(Dataset records)
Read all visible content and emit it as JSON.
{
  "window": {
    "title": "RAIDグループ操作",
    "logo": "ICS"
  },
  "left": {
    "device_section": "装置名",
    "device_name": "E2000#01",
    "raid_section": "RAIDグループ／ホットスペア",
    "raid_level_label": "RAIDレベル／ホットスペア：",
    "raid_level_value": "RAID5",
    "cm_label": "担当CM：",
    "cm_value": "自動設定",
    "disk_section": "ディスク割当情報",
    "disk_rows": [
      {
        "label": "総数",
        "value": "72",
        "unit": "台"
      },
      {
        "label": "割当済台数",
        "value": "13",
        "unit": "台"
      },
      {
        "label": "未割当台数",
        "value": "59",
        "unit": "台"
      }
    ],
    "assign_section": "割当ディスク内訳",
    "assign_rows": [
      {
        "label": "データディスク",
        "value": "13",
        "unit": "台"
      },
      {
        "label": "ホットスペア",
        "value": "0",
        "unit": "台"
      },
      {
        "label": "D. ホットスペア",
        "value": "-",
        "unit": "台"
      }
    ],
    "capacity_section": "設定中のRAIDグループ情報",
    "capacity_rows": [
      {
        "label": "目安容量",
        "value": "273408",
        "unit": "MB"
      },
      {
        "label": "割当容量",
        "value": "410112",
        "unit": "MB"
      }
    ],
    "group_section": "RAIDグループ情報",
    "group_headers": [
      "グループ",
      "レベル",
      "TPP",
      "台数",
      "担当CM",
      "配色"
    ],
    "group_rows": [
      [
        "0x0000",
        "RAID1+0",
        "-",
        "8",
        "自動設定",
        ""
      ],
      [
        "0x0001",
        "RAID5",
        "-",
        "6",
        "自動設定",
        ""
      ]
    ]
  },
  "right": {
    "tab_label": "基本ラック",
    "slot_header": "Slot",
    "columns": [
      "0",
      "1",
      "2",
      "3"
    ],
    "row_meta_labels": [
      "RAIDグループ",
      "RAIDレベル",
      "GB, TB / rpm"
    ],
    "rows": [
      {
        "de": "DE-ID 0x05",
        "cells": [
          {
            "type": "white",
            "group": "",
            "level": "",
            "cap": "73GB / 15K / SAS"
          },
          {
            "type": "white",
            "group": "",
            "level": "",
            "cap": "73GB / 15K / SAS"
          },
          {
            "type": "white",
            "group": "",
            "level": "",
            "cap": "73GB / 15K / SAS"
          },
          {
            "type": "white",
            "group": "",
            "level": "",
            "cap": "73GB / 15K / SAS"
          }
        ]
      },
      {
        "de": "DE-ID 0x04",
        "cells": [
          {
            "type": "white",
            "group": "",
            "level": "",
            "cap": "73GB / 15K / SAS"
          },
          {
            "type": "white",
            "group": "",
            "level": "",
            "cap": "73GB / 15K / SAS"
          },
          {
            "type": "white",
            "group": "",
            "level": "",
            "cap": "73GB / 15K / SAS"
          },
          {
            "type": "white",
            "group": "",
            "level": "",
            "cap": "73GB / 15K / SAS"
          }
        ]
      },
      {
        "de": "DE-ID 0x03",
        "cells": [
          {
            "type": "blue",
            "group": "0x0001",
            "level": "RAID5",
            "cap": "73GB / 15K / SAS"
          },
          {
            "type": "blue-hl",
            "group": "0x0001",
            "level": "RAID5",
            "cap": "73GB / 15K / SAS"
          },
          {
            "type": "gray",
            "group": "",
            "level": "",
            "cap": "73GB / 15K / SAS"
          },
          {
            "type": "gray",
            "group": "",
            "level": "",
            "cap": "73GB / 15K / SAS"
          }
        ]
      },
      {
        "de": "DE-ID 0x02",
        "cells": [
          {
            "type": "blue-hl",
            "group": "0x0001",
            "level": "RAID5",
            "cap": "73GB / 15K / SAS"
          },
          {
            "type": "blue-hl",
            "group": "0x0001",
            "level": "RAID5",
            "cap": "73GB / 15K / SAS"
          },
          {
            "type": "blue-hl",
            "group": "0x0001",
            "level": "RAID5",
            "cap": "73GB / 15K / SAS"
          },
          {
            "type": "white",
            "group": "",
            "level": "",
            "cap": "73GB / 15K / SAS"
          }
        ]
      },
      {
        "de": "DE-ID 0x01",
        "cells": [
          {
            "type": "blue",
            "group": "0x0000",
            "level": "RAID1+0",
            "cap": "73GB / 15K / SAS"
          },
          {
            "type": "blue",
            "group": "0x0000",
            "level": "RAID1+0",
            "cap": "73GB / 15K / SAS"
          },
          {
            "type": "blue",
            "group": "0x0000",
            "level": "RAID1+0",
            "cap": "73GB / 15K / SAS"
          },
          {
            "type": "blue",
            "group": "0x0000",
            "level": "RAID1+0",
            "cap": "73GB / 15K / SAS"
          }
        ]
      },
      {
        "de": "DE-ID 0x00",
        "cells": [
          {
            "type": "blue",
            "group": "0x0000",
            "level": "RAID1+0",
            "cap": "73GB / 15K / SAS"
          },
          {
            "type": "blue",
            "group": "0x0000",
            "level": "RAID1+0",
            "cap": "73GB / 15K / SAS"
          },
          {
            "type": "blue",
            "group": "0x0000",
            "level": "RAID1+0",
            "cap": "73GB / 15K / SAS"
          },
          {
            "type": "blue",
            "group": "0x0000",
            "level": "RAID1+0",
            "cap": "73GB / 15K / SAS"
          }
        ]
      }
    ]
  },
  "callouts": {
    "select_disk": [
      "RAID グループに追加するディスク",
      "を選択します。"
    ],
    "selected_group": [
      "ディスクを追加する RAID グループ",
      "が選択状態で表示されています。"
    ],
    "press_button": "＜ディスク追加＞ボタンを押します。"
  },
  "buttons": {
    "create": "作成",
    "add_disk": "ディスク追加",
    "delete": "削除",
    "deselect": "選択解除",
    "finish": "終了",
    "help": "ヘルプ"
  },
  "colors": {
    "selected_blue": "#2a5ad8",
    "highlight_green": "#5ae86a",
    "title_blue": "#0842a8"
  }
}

▸ **EXERCISE**: Faithfully copy every entry, leaving nothing out.

▸ **SOLUTION BELOW**:
Read all visible content and emit it as JSON.
{
  "window": {
    "title": "RAIDグループ操作",
    "logo": "ICS"
  },
  "left": {
    "device_section": "装置名",
    "device_name": "E2000#01",
    "raid_section": "RAIDグループ／ホットスペア",
    "raid_level_label": "RAIDレベル／ホットスペア：",
    "raid_level_value": "RAID5",
    "cm_label": "担当CM：",
    "cm_value": "自動設定",
    "disk_section": "ディスク割当情報",
    "disk_rows": [
      {
        "label": "総数",
        "value": "72",
        "unit": "台"
      },
      {
        "label": "割当済台数",
        "value": "13",
        "unit": "台"
      },
      {
        "label": "未割当台数",
        "value": "59",
        "unit": "台"
      }
    ],
    "assign_section": "割当ディスク内訳",
    "assign_rows": [
      {
        "label": "データディスク",
        "value": "13",
        "unit": "台"
      },
      {
        "label": "ホットスペア",
        "value": "0",
        "unit": "台"
      },
      {
        "label": "D. ホットスペア",
        "value": "-",
        "unit": "台"
      }
    ],
    "capacity_section": "設定中のRAIDグループ情報",
    "capacity_rows": [
      {
        "label": "目安容量",
        "value": "273408",
        "unit": "MB"
      },
      {
        "label": "割当容量",
        "value": "410112",
        "unit": "MB"
      }
    ],
    "group_section": "RAIDグループ情報",
    "group_headers": [
      "グループ",
      "レベル",
      "TPP",
      "台数",
      "担当CM",
      "配色"
    ],
    "group_rows": [
      [
        "0x0000",
        "RAID1+0",
        "-",
        "8",
        "自動設定",
        ""
      ],
      [
        "0x0001",
        "RAID5",
        "-",
        "6",
        "自動設定",
        ""
      ]
    ]
  },
  "right": {
    "tab_label": "基本ラック",
    "slot_header": "Slot",
    "columns": [
      "0",
      "1",
      "2",
      "3"
    ],
    "row_meta_labels": [
      "RAIDグループ",
      "RAIDレベル",
      "GB, TB / rpm"
    ],
    "rows": [
      {
        "de": "DE-ID 0x05",
        "cells": [
          {
            "type": "white",
            "group": "",
            "level": "",
            "cap": "73GB / 15K / SAS"
          },
          {
            "type": "white",
            "group": "",
            "level": "",
            "cap": "73GB / 15K / SAS"
          },
          {
            "type": "white",
            "group": "",
            "level": "",
            "cap": "73GB / 15K / SAS"
          },
          {
            "type": "white",
            "group": "",
            "level": "",
            "cap": "73GB / 15K / SAS"
          }
        ]
      },
      {
        "de": "DE-ID 0x04",
        "cells": [
          {
            "type": "white",
            "group": "",
            "level": "",
            "cap": "73GB / 15K / SAS"
          },
          {
            "type": "white",
            "group": "",
            "level": "",
            "cap": "73GB / 15K / SAS"
          },
          {
            "type": "white",
            "group": "",
            "level": "",
            "cap": "73GB / 15K / SAS"
          },
          {
            "type": "white",
            "group": "",
            "level": "",
            "cap": "73GB / 15K / SAS"
          }
        ]
      },
      {
        "de": "DE-ID 0x03",
        "cells": [
          {
            "type": "blue",
            "group": "0x0001",
            "level": "RAID5",
            "cap": "73GB / 15K / SAS"
          },
          {
            "type": "blue-hl",
            "group": "0x0001",
            "level": "RAID5",
            "cap": "73GB / 15K / SAS"
          },
          {
            "type": "gray",
            "group": "",
            "level": "",
            "cap": "73GB / 15K / SAS"
          },
          {
            "type": "gray",
            "group": "",
            "level": "",
            "cap": "73GB / 15K / SAS"
          }
        ]
      },
      {
        "de": "DE-ID 0x02",
        "cells": [
          {
            "type": "blue-hl",
            "group": "0x0001",
            "level": "RAID5",
            "cap": "73GB / 15K / SAS"
          },
          {
            "type": "blue-hl",
            "group": "0x0001",
            "level": "RAID5",
            "cap": "73GB / 15K / SAS"
          },
          {
            "type": "blue-hl",
            "group": "0x0001",
            "level": "RAID5",
            "cap": "73GB / 15K / SAS"
          },
          {
            "type": "white",
            "group": "",
            "level": "",
            "cap": "73GB / 15K / SAS"
          }
        ]
      },
      {
        "de": "DE-ID 0x01",
        "cells": [
          {
            "type": "blue",
            "group": "0x0000",
            "level": "RAID1+0",
            "cap": "73GB / 15K / SAS"
          },
          {
            "type": "blue",
            "group": "0x0000",
            "level": "RAID1+0",
            "cap": "73GB / 15K / SAS"
          },
          {
            "type": "blue",
            "group": "0x0000",
            "level": "RAID1+0",
            "cap": "73GB / 15K / SAS"
          },
          {
            "type": "blue",
            "group": "0x0000",
            "level": "RAID1+0",
            "cap": "73GB / 15K / SAS"
          }
        ]
      },
      {
        "de": "DE-ID 0x00",
        "cells": [
          {
            "type": "blue",
            "group": "0x0000",
            "level": "RAID1+0",
            "cap": "73GB / 15K / SAS"
          },
          {
            "type": "blue",
            "group": "0x0000",
            "level": "RAID1+0",
            "cap": "73GB / 15K / SAS"
          },
          {
            "type": "blue",
            "group": "0x0000",
            "level": "RAID1+0",
            "cap": "73GB / 15K / SAS"
          },
          {
            "type": "blue",
            "group": "0x0000",
            "level": "RAID1+0",
            "cap": "73GB / 15K / SAS"
          }
        ]
      }
    ]
  },
  "callouts": {
    "select_disk": [
      "RAID グループに追加するディスク",
      "を選択します。"
    ],
    "selected_group": [
      "ディスクを追加する RAID グループ",
      "が選択状態で表示されています。"
    ],
    "press_button": "＜ディスク追加＞ボタンを押します。"
  },
  "buttons": {
    "create": "作成",
    "add_disk": "ディスク追加",
    "delete": "削除",
    "deselect": "選択解除",
    "finish": "終了",
    "help": "ヘルプ"
  },
  "colors": {
    "selected_blue": "#2a5ad8",
    "highlight_green": "#5ae86a",
    "title_blue": "#0842a8"
  }
}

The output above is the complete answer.